### WHAT YOU NEED TO DO
Restate all the material verbatim, except for the pictures.
=== SOURCE RECORDS ===
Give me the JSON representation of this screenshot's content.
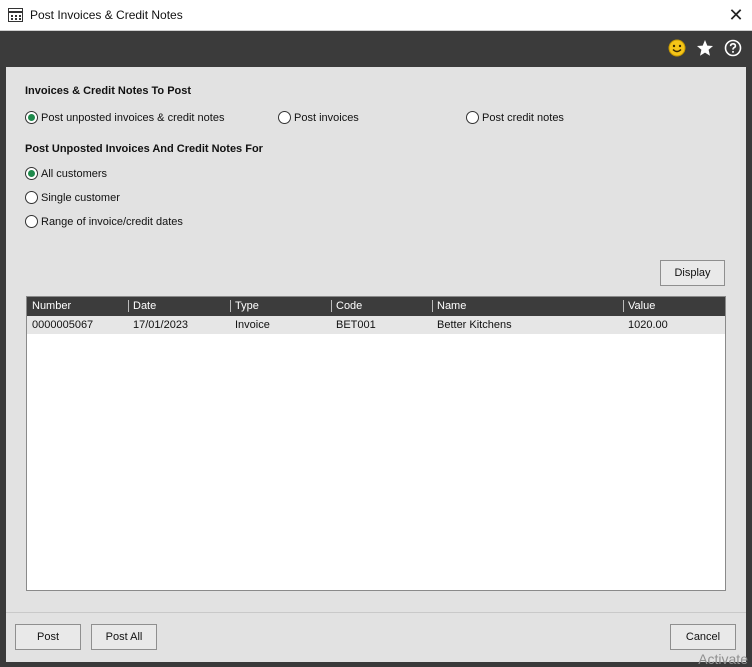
{
  "window": {
    "title": "Post Invoices & Credit Notes",
    "close_glyph": "✕"
  },
  "toolbar": {
    "icons": [
      "smiley-icon",
      "star-icon",
      "help-icon"
    ]
  },
  "section1": {
    "heading": "Invoices & Credit Notes To Post",
    "options": [
      "Post unposted invoices & credit notes",
      "Post invoices",
      "Post credit notes"
    ],
    "selected": "Post unposted invoices & credit notes"
  },
  "section2": {
    "heading": "Post Unposted Invoices And Credit Notes For",
    "options": [
      "All customers",
      "Single customer",
      "Range of invoice/credit dates"
    ],
    "selected": "All customers"
  },
  "display_button": "Display",
  "table": {
    "columns": [
      "Number",
      "Date",
      "Type",
      "Code",
      "Name",
      "Value"
    ],
    "rows": [
      [
        "0000005067",
        "17/01/2023",
        "Invoice",
        "BET001",
        "Better Kitchens",
        "1020.00"
      ]
    ]
  },
  "footer": {
    "post": "Post",
    "post_all": "Post All",
    "cancel": "Cancel"
  },
  "watermark": "Activate",
  "colors": {
    "radio_selected": "#1f8a4c",
    "header_bg": "#3c3c3c",
    "toolbar_bg": "#3b3b3b"
  }
}
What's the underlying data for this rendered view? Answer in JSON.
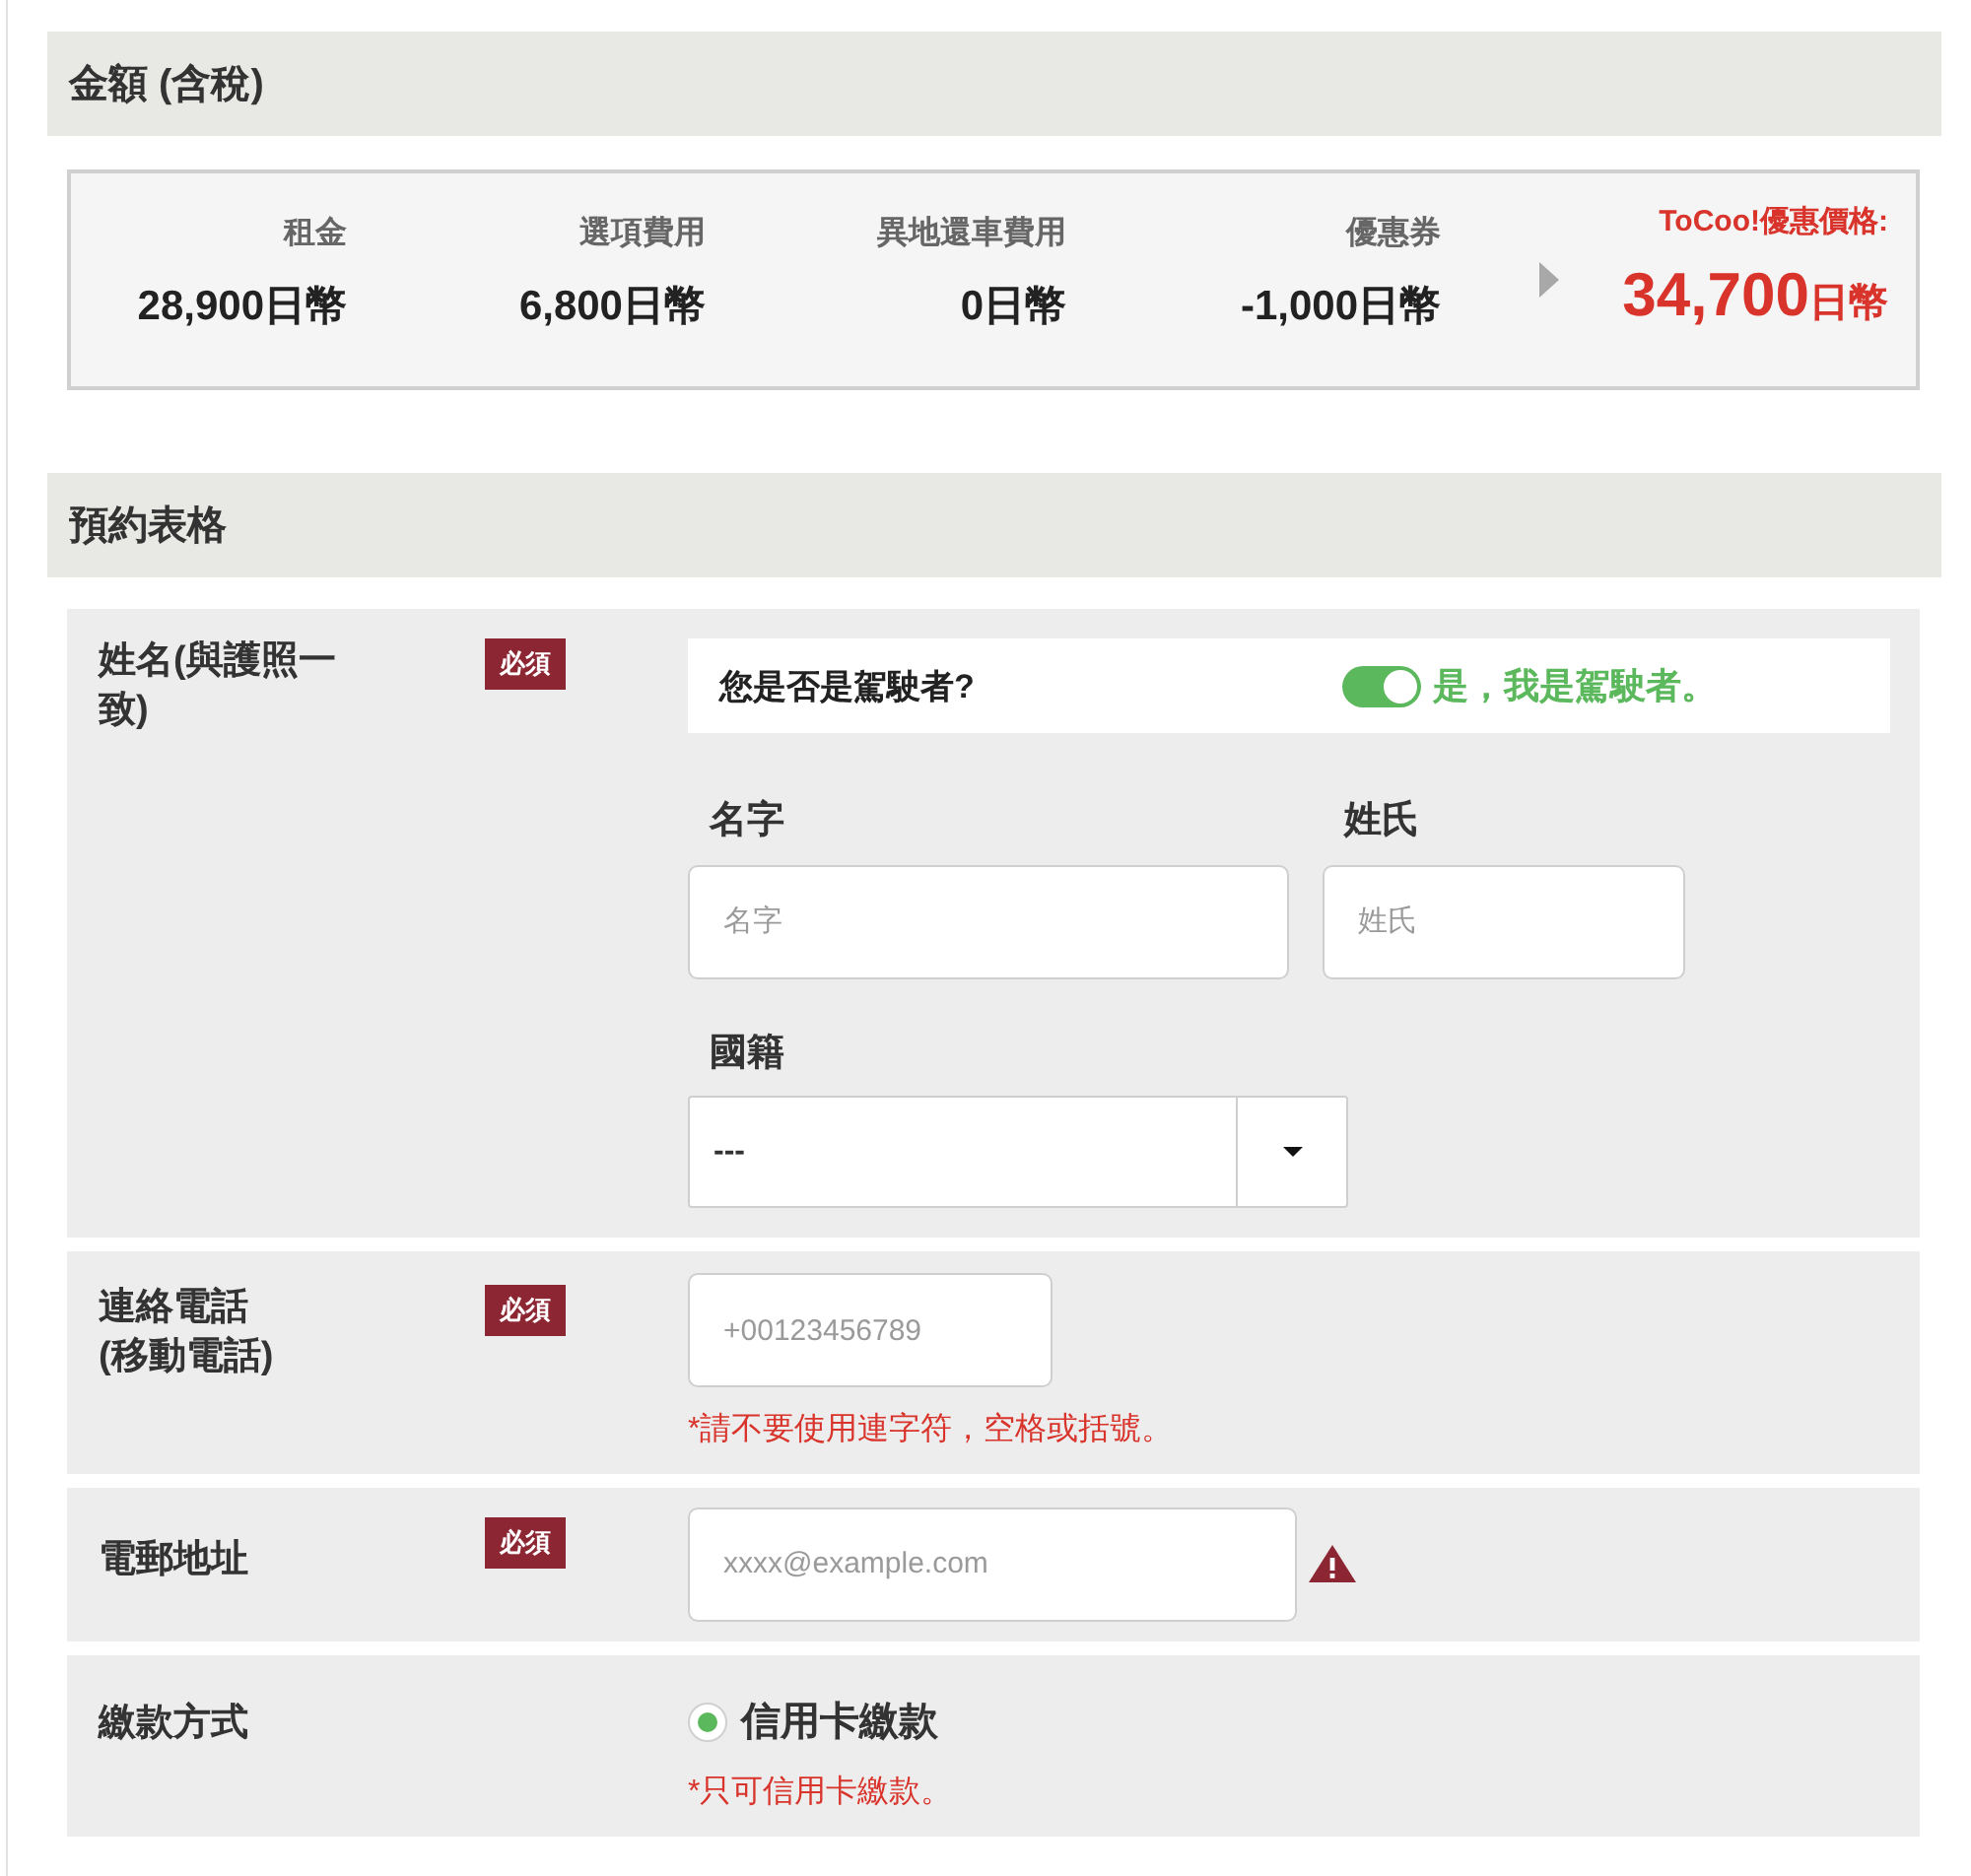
{
  "price_section": {
    "title": "金額 (含稅)",
    "items": [
      {
        "label": "租金",
        "amount": "28,900日幣"
      },
      {
        "label": "選項費用",
        "amount": "6,800日幣"
      },
      {
        "label": "異地還車費用",
        "amount": "0日幣"
      },
      {
        "label": "優惠券",
        "amount": "-1,000日幣"
      }
    ],
    "total": {
      "label": "ToCoo!優惠價格:",
      "amount": "34,700",
      "unit": "日幣"
    }
  },
  "form_section": {
    "title": "預約表格",
    "rows": [
      {
        "kind": "name",
        "label": "姓名(與護照一致)",
        "badge": "必須",
        "driver": {
          "question": "您是否是駕駛者?",
          "on": true,
          "answer": "是，我是駕駛者。"
        },
        "fields": [
          {
            "label": "名字",
            "placeholder": "名字"
          },
          {
            "label": "姓氏",
            "placeholder": "姓氏"
          }
        ],
        "select": {
          "label": "國籍",
          "value": "---"
        }
      },
      {
        "kind": "phone",
        "label": "連絡電話\n(移動電話)",
        "badge": "必須",
        "placeholder": "+00123456789",
        "warning": false,
        "note": "*請不要使用連字符，空格或括號。"
      },
      {
        "kind": "email",
        "label": "電郵地址",
        "badge": "必須",
        "placeholder": "xxxx@example.com",
        "warning": true
      },
      {
        "kind": "payment",
        "label": "繳款方式",
        "options": [
          {
            "label": "信用卡繳款",
            "selected": true
          }
        ],
        "note": "*只可信用卡繳款。"
      }
    ]
  }
}
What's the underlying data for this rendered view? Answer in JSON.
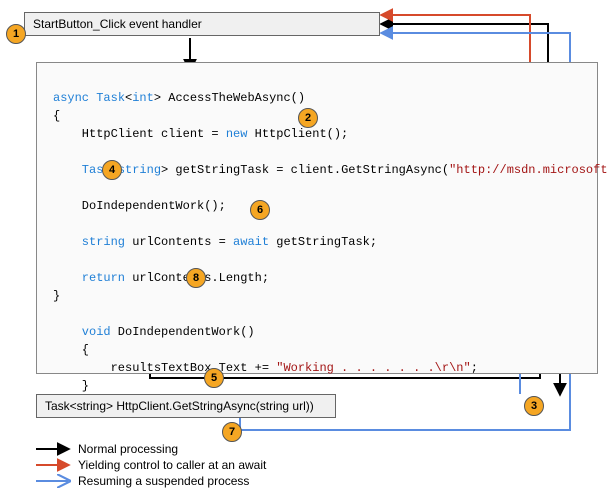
{
  "boxes": {
    "start_handler": "StartButton_Click event handler",
    "get_string_async": "Task<string> HttpClient.GetStringAsync(string url))"
  },
  "code": {
    "sig_async": "async",
    "sig_task": "Task",
    "sig_int": "int",
    "sig_name": "AccessTheWebAsync()",
    "sig_open": "{",
    "l_client_1": "    HttpClient client = ",
    "l_client_new": "new",
    "l_client_2": " HttpClient();",
    "l_task": "    Task",
    "l_task_type": "string",
    "l_task_rest": " getStringTask = client.GetStringAsync(",
    "l_url": "\"http://msdn.microsoft.com\"",
    "l_task_end": ");",
    "l_dowork": "    DoIndependentWork();",
    "l_uc_1": "    string",
    "l_uc_2": " urlContents = ",
    "l_uc_await": "await",
    "l_uc_3": " getStringTask;",
    "l_ret": "    return",
    "l_ret2": " urlContents.Length;",
    "close": "}",
    "d_sig": "    void",
    "d_name": " DoIndependentWork()",
    "d_open": "    {",
    "d_body1": "        resultsTextBox.Text += ",
    "d_body_str": "\"Working . . . . . . .\\r\\n\"",
    "d_body2": ";",
    "d_close": "    }"
  },
  "badges": {
    "b1": "1",
    "b2": "2",
    "b3": "3",
    "b4": "4",
    "b5": "5",
    "b6": "6",
    "b7": "7",
    "b8": "8"
  },
  "legend": {
    "normal": "Normal processing",
    "yield": "Yielding control to caller at an await",
    "resume": "Resuming a suspended process"
  },
  "colors": {
    "normal": "#000",
    "yield": "#d64a2b",
    "resume": "#5a8ce0"
  }
}
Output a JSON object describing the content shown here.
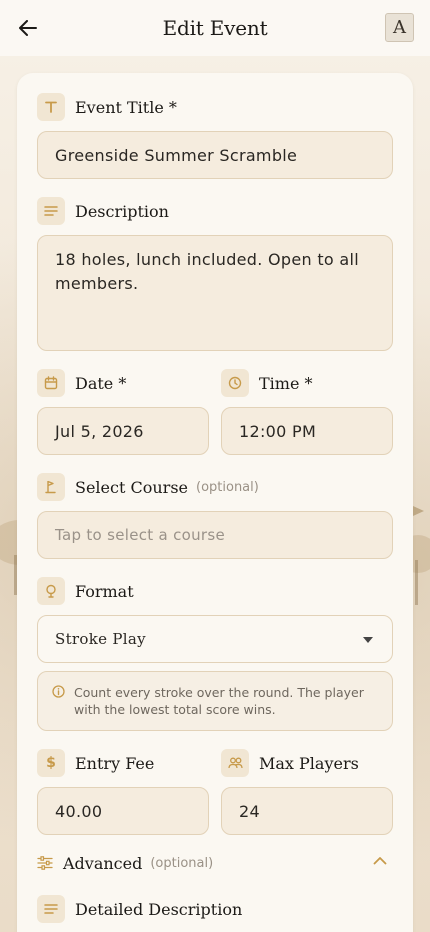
===
### EXERCISE RESULT
Give me the JSON representation of this screenshot's content.
{
  "window": {
    "title": "Post Invoices & Credit Notes",
    "close_glyph": "✕"
  },
  "toolbar": {
    "icons": [
      "smiley-icon",
      "star-icon",
      "help-icon"
    ]
  },
  "section1": {
    "heading": "Invoices & Credit Notes To Post",
    "options": [
      "Post unposted invoices & credit notes",
      "Post invoices",
      "Post credit notes"
    ],
    "selected": "Post unposted invoices & credit notes"
  },
  "section2": {
    "heading": "Post Unposted Invoices And Credit Notes For",
    "options": [
      "All customers",
      "Single customer",
      "Range of invoice/credit dates"
    ],
    "selected": "All customers"
  },
  "display_button": "Display",
  "table": {
    "columns": [
      "Number",
      "Date",
      "Type",
      "Code",
      "Name",
      "Value"
    ],
    "rows": [
      [
        "0000005067",
        "17/01/2023",
        "Invoice",
        "BET001",
        "Better Kitchens",
        "1020.00"
      ]
    ]
  },
  "footer": {
    "post": "Post",
    "post_all": "Post All",
    "cancel": "Cancel"
  },
  "watermark": "Activate",
  "colors": {
    "radio_selected": "#1f8a4c",
    "header_bg": "#3c3c3c",
    "toolbar_bg": "#3b3b3b"
  }
}
What's the underlying data for this rendered view? Answer in JSON.
{
  "price_section": {
    "title": "金額 (含稅)",
    "items": [
      {
        "label": "租金",
        "amount": "28,900日幣"
      },
      {
        "label": "選項費用",
        "amount": "6,800日幣"
      },
      {
        "label": "異地還車費用",
        "amount": "0日幣"
      },
      {
        "label": "優惠券",
        "amount": "-1,000日幣"
      }
    ],
    "total": {
      "label": "ToCoo!優惠價格:",
      "amount": "34,700",
      "unit": "日幣"
    }
  },
  "form_section": {
    "title": "預約表格",
    "rows": [
      {
        "kind": "name",
        "label": "姓名(與護照一致)",
        "badge": "必須",
        "driver": {
          "question": "您是否是駕駛者?",
          "on": true,
          "answer": "是，我是駕駛者。"
        },
        "fields": [
          {
            "label": "名字",
            "placeholder": "名字"
          },
          {
            "label": "姓氏",
            "placeholder": "姓氏"
          }
        ],
        "select": {
          "label": "國籍",
          "value": "---"
        }
      },
      {
        "kind": "phone",
        "label": "連絡電話\n(移動電話)",
        "badge": "必須",
        "placeholder": "+00123456789",
        "warning": false,
        "note": "*請不要使用連字符，空格或括號。"
      },
      {
        "kind": "email",
        "label": "電郵地址",
        "badge": "必須",
        "placeholder": "xxxx@example.com",
        "warning": true
      },
      {
        "kind": "payment",
        "label": "繳款方式",
        "options": [
          {
            "label": "信用卡繳款",
            "selected": true
          }
        ],
        "note": "*只可信用卡繳款。"
      }
    ]
  }
}
What's the underlying data for this rendered view? Answer in JSON.
{
  "boxes": {
    "start_handler": "StartButton_Click event handler",
    "get_string_async": "Task<string> HttpClient.GetStringAsync(string url))"
  },
  "code": {
    "sig_async": "async",
    "sig_task": "Task",
    "sig_int": "int",
    "sig_name": "AccessTheWebAsync()",
    "sig_open": "{",
    "l_client_1": "    HttpClient client = ",
    "l_client_new": "new",
    "l_client_2": " HttpClient();",
    "l_task": "    Task",
    "l_task_type": "string",
    "l_task_rest": " getStringTask = client.GetStringAsync(",
    "l_url": "\"http://msdn.microsoft.com\"",
    "l_task_end": ");",
    "l_dowork": "    DoIndependentWork();",
    "l_uc_1": "    string",
    "l_uc_2": " urlContents = ",
    "l_uc_await": "await",
    "l_uc_3": " getStringTask;",
    "l_ret": "    return",
    "l_ret2": " urlContents.Length;",
    "close": "}",
    "d_sig": "    void",
    "d_name": " DoIndependentWork()",
    "d_open": "    {",
    "d_body1": "        resultsTextBox.Text += ",
    "d_body_str": "\"Working . . . . . . .\\r\\n\"",
    "d_body2": ";",
    "d_close": "    }"
  },
  "badges": {
    "b1": "1",
    "b2": "2",
    "b3": "3",
    "b4": "4",
    "b5": "5",
    "b6": "6",
    "b7": "7",
    "b8": "8"
  },
  "legend": {
    "normal": "Normal processing",
    "yield": "Yielding control to caller at an await",
    "resume": "Resuming a suspended process"
  },
  "colors": {
    "normal": "#000",
    "yield": "#d64a2b",
    "resume": "#5a8ce0"
  }
}
Output a JSON object describing the content shown here.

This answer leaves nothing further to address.